+++ Dataset rows +++

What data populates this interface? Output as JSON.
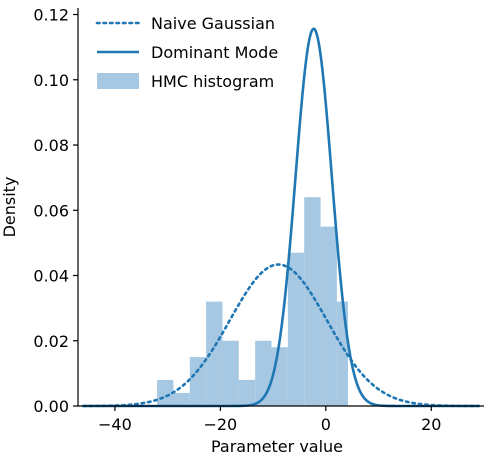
{
  "chart_data": {
    "type": "histogram+line",
    "xlabel": "Parameter value",
    "ylabel": "Density",
    "xlim": [
      -47,
      30
    ],
    "ylim": [
      0,
      0.122
    ],
    "xticks": [
      -40,
      -20,
      0,
      20
    ],
    "yticks": [
      0.0,
      0.02,
      0.04,
      0.06,
      0.08,
      0.1,
      0.12
    ],
    "ytick_labels": [
      "0.00",
      "0.02",
      "0.04",
      "0.06",
      "0.08",
      "0.10",
      "0.12"
    ],
    "grid": false,
    "legend_placement": "top-left",
    "colors": {
      "line": "#1f77b4",
      "bars": "#a6c8e2"
    },
    "series": [
      {
        "name": "Naive Gaussian",
        "kind": "line",
        "style": "dotted",
        "distribution": {
          "mean": -9,
          "std": 9.2
        }
      },
      {
        "name": "Dominant Mode",
        "kind": "line",
        "style": "solid",
        "distribution": {
          "mean": -2.3,
          "std": 3.45
        }
      },
      {
        "name": "HMC histogram",
        "kind": "bar",
        "bins": [
          {
            "x0": -32.0,
            "x1": -28.9,
            "value": 0.008
          },
          {
            "x0": -28.9,
            "x1": -25.8,
            "value": 0.004
          },
          {
            "x0": -25.8,
            "x1": -22.7,
            "value": 0.015
          },
          {
            "x0": -22.7,
            "x1": -19.6,
            "value": 0.032
          },
          {
            "x0": -19.6,
            "x1": -16.5,
            "value": 0.02
          },
          {
            "x0": -16.5,
            "x1": -13.4,
            "value": 0.008
          },
          {
            "x0": -13.4,
            "x1": -10.3,
            "value": 0.02
          },
          {
            "x0": -10.3,
            "x1": -7.2,
            "value": 0.018
          },
          {
            "x0": -7.2,
            "x1": -4.1,
            "value": 0.047
          },
          {
            "x0": -4.1,
            "x1": -1.0,
            "value": 0.064
          },
          {
            "x0": -1.0,
            "x1": 2.1,
            "value": 0.055
          },
          {
            "x0": 2.1,
            "x1": 4.2,
            "value": 0.032
          }
        ]
      }
    ]
  }
}
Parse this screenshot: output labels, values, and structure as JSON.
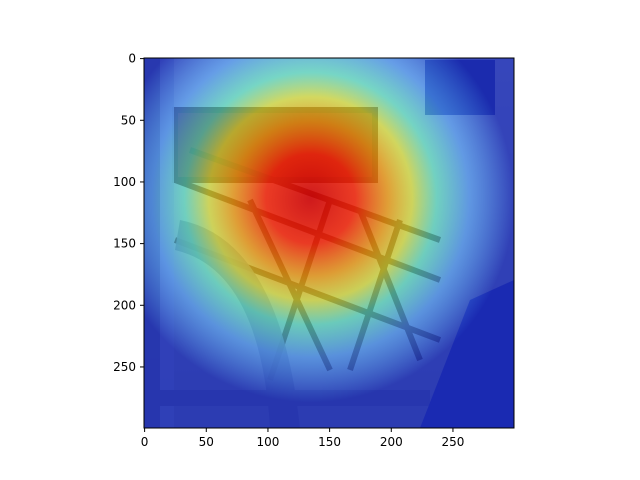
{
  "figure": {
    "image_subject": "paddle-wheel",
    "overlay": "jet-colormap-heatmap",
    "colors": {
      "frame": "#000000",
      "water": "#8fa3b8",
      "heat_hot": "#e00000",
      "heat_cold": "#1020c0"
    }
  },
  "chart_data": {
    "type": "heatmap",
    "title": "",
    "xlabel": "",
    "ylabel": "",
    "xlim": [
      0,
      299
    ],
    "ylim": [
      299,
      0
    ],
    "grid": false,
    "x_ticks": [
      0,
      50,
      100,
      150,
      200,
      250
    ],
    "y_ticks": [
      0,
      50,
      100,
      150,
      200,
      250
    ],
    "hotspot_center": [
      115,
      150
    ],
    "hotspot_radius": 140
  }
}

+++

Transcribe the whole listing exactly. Pictures stay out of your copy.

What data populates this interface? Output as JSON.
{
  "chart_data": {
    "type": "histogram+line",
    "xlabel": "Parameter value",
    "ylabel": "Density",
    "xlim": [
      -47,
      30
    ],
    "ylim": [
      0,
      0.122
    ],
    "xticks": [
      -40,
      -20,
      0,
      20
    ],
    "yticks": [
      0.0,
      0.02,
      0.04,
      0.06,
      0.08,
      0.1,
      0.12
    ],
    "ytick_labels": [
      "0.00",
      "0.02",
      "0.04",
      "0.06",
      "0.08",
      "0.10",
      "0.12"
    ],
    "grid": false,
    "legend_placement": "top-left",
    "colors": {
      "line": "#1f77b4",
      "bars": "#a6c8e2"
    },
    "series": [
      {
        "name": "Naive Gaussian",
        "kind": "line",
        "style": "dotted",
        "distribution": {
          "mean": -9,
          "std": 9.2
        }
      },
      {
        "name": "Dominant Mode",
        "kind": "line",
        "style": "solid",
        "distribution": {
          "mean": -2.3,
          "std": 3.45
        }
      },
      {
        "name": "HMC histogram",
        "kind": "bar",
        "bins": [
          {
            "x0": -32.0,
            "x1": -28.9,
            "value": 0.008
          },
          {
            "x0": -28.9,
            "x1": -25.8,
            "value": 0.004
          },
          {
            "x0": -25.8,
            "x1": -22.7,
            "value": 0.015
          },
          {
            "x0": -22.7,
            "x1": -19.6,
            "value": 0.032
          },
          {
            "x0": -19.6,
            "x1": -16.5,
            "value": 0.02
          },
          {
            "x0": -16.5,
            "x1": -13.4,
            "value": 0.008
          },
          {
            "x0": -13.4,
            "x1": -10.3,
            "value": 0.02
          },
          {
            "x0": -10.3,
            "x1": -7.2,
            "value": 0.018
          },
          {
            "x0": -7.2,
            "x1": -4.1,
            "value": 0.047
          },
          {
            "x0": -4.1,
            "x1": -1.0,
            "value": 0.064
          },
          {
            "x0": -1.0,
            "x1": 2.1,
            "value": 0.055
          },
          {
            "x0": 2.1,
            "x1": 4.2,
            "value": 0.032
          }
        ]
      }
    ]
  }
}
Parse this screenshot: output labels, values, and structure as JSON.
{
  "figure": {
    "image_subject": "paddle-wheel",
    "overlay": "jet-colormap-heatmap",
    "colors": {
      "frame": "#000000",
      "water": "#8fa3b8",
      "heat_hot": "#e00000",
      "heat_cold": "#1020c0"
    }
  },
  "chart_data": {
    "type": "heatmap",
    "title": "",
    "xlabel": "",
    "ylabel": "",
    "xlim": [
      0,
      299
    ],
    "ylim": [
      299,
      0
    ],
    "grid": false,
    "x_ticks": [
      0,
      50,
      100,
      150,
      200,
      250
    ],
    "y_ticks": [
      0,
      50,
      100,
      150,
      200,
      250
    ],
    "hotspot_center": [
      115,
      150
    ],
    "hotspot_radius": 140
  }
}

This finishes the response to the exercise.